◆ **Exercise**:
Say how many lines hold the string "JSON", and nothing more.

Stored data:
········

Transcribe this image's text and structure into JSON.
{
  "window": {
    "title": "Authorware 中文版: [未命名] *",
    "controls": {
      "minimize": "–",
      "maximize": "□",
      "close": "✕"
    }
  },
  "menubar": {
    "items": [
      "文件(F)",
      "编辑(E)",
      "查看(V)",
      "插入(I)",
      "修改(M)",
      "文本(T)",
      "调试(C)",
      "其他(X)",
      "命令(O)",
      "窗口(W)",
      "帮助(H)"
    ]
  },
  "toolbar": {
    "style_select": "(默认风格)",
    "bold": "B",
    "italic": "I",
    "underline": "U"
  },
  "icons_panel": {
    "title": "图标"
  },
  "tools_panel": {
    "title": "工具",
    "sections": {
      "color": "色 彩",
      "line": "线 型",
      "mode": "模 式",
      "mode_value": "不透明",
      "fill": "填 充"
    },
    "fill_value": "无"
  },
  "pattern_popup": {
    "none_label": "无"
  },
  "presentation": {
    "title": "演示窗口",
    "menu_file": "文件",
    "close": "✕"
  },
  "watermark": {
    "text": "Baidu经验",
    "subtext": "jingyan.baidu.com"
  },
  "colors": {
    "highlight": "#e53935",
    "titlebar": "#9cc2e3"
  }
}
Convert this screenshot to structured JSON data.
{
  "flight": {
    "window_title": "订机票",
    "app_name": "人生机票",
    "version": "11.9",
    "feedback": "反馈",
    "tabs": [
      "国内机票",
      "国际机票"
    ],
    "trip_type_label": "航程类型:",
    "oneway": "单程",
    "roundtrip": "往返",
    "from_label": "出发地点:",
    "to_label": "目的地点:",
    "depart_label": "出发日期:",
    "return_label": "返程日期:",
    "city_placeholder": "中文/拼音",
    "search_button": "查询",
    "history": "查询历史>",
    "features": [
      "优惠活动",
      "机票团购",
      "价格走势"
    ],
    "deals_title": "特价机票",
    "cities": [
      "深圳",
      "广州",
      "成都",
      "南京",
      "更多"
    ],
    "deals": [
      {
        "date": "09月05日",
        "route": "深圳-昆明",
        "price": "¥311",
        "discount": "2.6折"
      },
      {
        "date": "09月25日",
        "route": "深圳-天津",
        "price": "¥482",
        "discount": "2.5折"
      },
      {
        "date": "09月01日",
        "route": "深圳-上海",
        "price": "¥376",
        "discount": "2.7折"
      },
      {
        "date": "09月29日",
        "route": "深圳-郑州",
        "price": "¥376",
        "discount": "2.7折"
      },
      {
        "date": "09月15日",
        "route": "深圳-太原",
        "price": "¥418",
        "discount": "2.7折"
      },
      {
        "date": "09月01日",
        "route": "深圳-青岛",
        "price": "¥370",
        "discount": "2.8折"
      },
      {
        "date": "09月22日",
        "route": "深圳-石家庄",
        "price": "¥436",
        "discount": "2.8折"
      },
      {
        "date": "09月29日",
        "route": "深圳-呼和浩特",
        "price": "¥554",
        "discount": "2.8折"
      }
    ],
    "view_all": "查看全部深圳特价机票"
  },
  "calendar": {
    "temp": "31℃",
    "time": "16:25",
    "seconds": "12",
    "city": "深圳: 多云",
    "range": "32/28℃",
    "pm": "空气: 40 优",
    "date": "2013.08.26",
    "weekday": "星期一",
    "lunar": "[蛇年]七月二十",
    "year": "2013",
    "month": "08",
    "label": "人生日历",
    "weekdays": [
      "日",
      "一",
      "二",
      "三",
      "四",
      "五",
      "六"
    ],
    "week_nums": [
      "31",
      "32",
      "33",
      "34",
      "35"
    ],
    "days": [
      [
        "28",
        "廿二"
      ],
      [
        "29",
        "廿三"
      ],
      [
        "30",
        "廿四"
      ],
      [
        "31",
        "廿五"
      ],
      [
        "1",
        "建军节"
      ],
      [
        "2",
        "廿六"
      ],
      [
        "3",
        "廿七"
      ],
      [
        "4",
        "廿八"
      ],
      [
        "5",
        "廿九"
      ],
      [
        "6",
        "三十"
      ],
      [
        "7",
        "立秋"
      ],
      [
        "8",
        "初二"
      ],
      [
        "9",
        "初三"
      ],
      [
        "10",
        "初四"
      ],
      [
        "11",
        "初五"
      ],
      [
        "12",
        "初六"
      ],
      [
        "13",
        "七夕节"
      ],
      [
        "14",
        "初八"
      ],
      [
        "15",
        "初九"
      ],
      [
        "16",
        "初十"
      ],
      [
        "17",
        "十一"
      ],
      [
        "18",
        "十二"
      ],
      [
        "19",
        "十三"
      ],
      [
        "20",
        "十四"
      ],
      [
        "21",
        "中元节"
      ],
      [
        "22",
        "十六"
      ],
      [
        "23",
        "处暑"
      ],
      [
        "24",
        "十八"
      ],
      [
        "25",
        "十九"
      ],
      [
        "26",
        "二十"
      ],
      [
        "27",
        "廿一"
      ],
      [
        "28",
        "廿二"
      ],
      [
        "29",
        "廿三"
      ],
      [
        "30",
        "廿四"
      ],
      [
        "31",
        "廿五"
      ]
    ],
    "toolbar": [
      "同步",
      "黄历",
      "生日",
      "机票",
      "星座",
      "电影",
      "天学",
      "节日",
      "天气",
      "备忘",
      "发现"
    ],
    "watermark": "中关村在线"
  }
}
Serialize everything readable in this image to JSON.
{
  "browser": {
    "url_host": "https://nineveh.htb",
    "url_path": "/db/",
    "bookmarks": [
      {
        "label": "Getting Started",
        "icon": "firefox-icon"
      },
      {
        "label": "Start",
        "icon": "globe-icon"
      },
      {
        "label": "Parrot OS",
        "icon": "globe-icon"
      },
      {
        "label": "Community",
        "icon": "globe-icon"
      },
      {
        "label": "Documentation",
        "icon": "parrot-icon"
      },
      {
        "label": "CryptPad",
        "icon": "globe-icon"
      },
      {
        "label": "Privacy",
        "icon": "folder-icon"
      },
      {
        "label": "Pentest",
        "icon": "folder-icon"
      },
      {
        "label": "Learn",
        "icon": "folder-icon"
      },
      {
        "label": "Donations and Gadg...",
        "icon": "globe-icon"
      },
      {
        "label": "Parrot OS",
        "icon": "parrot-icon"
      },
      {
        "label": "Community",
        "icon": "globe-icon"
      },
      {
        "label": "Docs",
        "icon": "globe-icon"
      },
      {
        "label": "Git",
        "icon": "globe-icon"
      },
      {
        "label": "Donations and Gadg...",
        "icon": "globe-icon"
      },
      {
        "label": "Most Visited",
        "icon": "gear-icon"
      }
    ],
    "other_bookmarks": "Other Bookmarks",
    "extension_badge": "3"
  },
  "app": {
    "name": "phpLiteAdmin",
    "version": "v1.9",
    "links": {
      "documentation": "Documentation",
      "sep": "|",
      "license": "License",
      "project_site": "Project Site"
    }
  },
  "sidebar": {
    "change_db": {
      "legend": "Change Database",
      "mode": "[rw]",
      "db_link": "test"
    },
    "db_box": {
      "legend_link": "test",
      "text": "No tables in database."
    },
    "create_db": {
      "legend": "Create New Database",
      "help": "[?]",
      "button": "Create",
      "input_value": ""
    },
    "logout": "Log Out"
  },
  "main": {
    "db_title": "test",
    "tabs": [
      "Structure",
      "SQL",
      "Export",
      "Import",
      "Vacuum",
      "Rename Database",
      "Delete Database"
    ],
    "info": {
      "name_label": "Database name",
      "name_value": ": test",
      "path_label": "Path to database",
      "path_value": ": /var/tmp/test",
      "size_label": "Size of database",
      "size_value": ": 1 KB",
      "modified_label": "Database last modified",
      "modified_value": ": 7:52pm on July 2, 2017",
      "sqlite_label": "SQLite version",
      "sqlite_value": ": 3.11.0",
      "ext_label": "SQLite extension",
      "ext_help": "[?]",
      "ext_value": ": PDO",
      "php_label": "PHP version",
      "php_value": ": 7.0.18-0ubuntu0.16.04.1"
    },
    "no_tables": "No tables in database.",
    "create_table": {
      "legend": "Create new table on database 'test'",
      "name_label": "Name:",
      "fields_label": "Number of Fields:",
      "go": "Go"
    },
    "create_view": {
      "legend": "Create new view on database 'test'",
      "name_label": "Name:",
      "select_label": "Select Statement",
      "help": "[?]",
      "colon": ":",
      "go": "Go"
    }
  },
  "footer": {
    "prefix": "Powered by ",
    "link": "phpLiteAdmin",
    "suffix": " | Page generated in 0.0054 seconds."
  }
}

········

◆ **Output for this exercise**:
3